Which lines in the material below contain the word "CTCP"? Copy each of them.

__________________________________________________

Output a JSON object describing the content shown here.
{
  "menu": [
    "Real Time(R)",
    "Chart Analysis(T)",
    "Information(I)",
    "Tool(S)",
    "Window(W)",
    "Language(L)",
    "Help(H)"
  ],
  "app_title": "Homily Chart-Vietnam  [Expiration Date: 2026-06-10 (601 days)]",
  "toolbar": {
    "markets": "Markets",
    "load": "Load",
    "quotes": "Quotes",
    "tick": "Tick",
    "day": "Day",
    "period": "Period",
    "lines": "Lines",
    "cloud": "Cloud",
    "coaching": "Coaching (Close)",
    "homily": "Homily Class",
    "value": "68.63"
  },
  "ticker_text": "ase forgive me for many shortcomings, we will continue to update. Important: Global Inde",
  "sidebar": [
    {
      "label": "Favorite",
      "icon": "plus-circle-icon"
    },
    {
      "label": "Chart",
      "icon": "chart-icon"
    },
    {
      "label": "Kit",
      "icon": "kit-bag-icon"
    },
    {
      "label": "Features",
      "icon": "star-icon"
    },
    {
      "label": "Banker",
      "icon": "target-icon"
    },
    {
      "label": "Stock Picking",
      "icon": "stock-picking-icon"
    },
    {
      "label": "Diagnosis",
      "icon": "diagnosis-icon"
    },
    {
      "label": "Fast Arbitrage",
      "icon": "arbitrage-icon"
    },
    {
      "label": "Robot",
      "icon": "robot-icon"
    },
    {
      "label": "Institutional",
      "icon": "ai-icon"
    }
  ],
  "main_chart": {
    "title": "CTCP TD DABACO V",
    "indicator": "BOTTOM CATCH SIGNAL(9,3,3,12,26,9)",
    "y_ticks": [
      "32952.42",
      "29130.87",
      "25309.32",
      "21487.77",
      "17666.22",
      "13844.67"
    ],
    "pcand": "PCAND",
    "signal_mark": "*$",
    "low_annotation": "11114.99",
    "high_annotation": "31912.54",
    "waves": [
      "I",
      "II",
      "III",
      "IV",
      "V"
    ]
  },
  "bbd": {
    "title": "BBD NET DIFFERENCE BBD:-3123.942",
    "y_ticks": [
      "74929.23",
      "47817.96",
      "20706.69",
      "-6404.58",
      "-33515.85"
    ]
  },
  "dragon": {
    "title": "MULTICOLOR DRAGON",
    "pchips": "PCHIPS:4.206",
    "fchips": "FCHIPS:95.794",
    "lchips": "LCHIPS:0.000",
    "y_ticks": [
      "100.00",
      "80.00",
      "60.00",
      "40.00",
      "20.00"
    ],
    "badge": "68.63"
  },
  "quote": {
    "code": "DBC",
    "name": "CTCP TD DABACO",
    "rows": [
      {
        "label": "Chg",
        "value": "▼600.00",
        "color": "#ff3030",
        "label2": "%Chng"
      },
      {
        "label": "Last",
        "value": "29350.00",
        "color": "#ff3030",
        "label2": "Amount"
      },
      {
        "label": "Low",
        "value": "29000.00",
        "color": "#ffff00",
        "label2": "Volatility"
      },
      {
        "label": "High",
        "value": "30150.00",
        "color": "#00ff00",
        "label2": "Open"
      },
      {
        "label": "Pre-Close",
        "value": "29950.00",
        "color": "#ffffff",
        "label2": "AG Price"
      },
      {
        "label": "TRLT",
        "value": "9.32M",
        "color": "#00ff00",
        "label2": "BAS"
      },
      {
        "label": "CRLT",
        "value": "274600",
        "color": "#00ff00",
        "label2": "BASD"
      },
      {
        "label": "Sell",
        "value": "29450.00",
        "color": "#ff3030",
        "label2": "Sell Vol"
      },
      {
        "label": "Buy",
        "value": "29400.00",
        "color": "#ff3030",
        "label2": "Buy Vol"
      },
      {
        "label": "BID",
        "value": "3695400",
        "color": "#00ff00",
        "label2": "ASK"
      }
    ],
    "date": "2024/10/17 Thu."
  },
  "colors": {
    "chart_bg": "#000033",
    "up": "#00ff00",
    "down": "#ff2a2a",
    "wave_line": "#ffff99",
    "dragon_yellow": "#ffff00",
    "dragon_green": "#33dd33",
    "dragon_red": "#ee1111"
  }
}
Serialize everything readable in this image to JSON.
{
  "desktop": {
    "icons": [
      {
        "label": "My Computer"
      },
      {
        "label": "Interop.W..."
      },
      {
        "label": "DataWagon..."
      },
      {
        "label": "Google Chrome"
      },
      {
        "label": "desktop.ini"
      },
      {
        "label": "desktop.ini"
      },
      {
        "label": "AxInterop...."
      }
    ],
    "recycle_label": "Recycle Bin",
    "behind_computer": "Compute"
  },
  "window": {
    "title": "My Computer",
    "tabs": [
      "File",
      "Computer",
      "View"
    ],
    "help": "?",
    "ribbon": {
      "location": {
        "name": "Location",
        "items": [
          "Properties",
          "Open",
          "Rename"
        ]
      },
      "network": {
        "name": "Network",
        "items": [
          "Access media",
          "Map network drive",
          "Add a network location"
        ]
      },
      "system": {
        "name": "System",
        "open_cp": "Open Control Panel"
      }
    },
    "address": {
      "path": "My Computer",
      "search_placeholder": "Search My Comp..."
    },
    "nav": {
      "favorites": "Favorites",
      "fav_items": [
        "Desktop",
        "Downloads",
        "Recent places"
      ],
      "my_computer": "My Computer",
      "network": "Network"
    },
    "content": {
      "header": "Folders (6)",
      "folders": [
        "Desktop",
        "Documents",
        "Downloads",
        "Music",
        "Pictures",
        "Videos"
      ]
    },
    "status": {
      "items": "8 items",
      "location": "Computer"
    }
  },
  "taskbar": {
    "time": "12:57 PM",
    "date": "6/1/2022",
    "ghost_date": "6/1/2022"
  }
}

__________________________________________________

• _Result of the exercise_
    "title": "CTCP TD DABACO V",
    "name": "CTCP TD DABACO",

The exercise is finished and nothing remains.